=== Requirement ===
Reproduce all of the listing below without alteration.

=== Materials provided ===
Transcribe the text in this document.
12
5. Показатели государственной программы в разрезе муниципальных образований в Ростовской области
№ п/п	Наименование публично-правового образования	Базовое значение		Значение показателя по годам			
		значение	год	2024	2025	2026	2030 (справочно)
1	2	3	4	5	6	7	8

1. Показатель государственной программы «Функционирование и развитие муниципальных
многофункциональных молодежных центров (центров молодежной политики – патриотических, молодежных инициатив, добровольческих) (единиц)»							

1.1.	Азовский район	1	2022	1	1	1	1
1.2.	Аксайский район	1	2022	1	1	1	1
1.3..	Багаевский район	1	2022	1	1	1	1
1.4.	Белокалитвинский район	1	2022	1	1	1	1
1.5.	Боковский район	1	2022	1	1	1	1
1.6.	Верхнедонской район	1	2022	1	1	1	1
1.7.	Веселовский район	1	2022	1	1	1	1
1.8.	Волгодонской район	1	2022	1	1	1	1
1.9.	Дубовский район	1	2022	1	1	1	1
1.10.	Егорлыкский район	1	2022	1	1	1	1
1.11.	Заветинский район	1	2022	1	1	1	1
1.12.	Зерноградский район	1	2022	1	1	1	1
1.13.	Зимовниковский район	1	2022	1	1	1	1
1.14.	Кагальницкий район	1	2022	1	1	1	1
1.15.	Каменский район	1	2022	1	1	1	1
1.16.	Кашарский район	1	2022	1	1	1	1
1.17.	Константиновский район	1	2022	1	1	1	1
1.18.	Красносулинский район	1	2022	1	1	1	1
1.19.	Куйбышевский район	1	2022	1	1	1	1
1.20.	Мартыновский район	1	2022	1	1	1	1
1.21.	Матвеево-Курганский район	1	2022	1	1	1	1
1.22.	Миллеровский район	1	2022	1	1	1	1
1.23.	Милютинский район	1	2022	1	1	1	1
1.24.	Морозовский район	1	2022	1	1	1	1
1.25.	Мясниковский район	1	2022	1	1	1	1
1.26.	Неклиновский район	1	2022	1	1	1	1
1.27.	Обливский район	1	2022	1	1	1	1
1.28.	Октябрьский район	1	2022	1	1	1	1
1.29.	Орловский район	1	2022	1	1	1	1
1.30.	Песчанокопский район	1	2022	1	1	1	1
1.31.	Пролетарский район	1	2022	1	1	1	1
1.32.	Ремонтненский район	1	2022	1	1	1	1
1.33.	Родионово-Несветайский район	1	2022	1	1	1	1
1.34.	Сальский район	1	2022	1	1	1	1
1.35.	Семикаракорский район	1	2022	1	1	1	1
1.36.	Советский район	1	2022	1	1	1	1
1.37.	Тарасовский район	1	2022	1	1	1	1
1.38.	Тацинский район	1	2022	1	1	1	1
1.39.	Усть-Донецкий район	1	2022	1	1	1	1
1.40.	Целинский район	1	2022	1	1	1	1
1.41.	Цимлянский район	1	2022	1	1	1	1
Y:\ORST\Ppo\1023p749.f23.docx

=== Task response ===
Transcribe the text in this document.
12
5. Показатели государственной программы в разрезе муниципальных образований в Ростовской области
№ п/п	Наименование публично-правового образования	Базовое значение		Значение показателя по годам			
		значение	год	2024	2025	2026	2030 (справочно)
1	2	3	4	5	6	7	8

1. Показатель государственной программы «Функционирование и развитие муниципальных
многофункциональных молодежных центров (центров молодежной политики – патриотических, молодежных инициатив, добровольческих) (единиц)»							

1.1.	Азовский район	1	2022	1	1	1	1
1.2.	Аксайский район	1	2022	1	1	1	1
1.3..	Багаевский район	1	2022	1	1	1	1
1.4.	Белокалитвинский район	1	2022	1	1	1	1
1.5.	Боковский район	1	2022	1	1	1	1
1.6.	Верхнедонской район	1	2022	1	1	1	1
1.7.	Веселовский район	1	2022	1	1	1	1
1.8.	Волгодонской район	1	2022	1	1	1	1
1.9.	Дубовский район	1	2022	1	1	1	1
1.10.	Егорлыкский район	1	2022	1	1	1	1
1.11.	Заветинский район	1	2022	1	1	1	1
1.12.	Зерноградский район	1	2022	1	1	1	1
1.13.	Зимовниковский район	1	2022	1	1	1	1
1.14.	Кагальницкий район	1	2022	1	1	1	1
1.15.	Каменский район	1	2022	1	1	1	1
1.16.	Кашарский район	1	2022	1	1	1	1
1.17.	Константиновский район	1	2022	1	1	1	1
1.18.	Красносулинский район	1	2022	1	1	1	1
1.19.	Куйбышевский район	1	2022	1	1	1	1
1.20.	Мартыновский район	1	2022	1	1	1	1
1.21.	Матвеево-Курганский район	1	2022	1	1	1	1
1.22.	Миллеровский район	1	2022	1	1	1	1
1.23.	Милютинский район	1	2022	1	1	1	1
1.24.	Морозовский район	1	2022	1	1	1	1
1.25.	Мясниковский район	1	2022	1	1	1	1
1.26.	Неклиновский район	1	2022	1	1	1	1
1.27.	Обливский район	1	2022	1	1	1	1
1.28.	Октябрьский район	1	2022	1	1	1	1
1.29.	Орловский район	1	2022	1	1	1	1
1.30.	Песчанокопский район	1	2022	1	1	1	1
1.31.	Пролетарский район	1	2022	1	1	1	1
1.32.	Ремонтненский район	1	2022	1	1	1	1
1.33.	Родионово-Несветайский район	1	2022	1	1	1	1
1.34.	Сальский район	1	2022	1	1	1	1
1.35.	Семикаракорский район	1	2022	1	1	1	1
1.36.	Советский район	1	2022	1	1	1	1
1.37.	Тарасовский район	1	2022	1	1	1	1
1.38.	Тацинский район	1	2022	1	1	1	1
1.39.	Усть-Донецкий район	1	2022	1	1	1	1
1.40.	Целинский район	1	2022	1	1	1	1
1.41.	Цимлянский район	1	2022	1	1	1	1
Y:\ORST\Ppo\1023p749.f23.docx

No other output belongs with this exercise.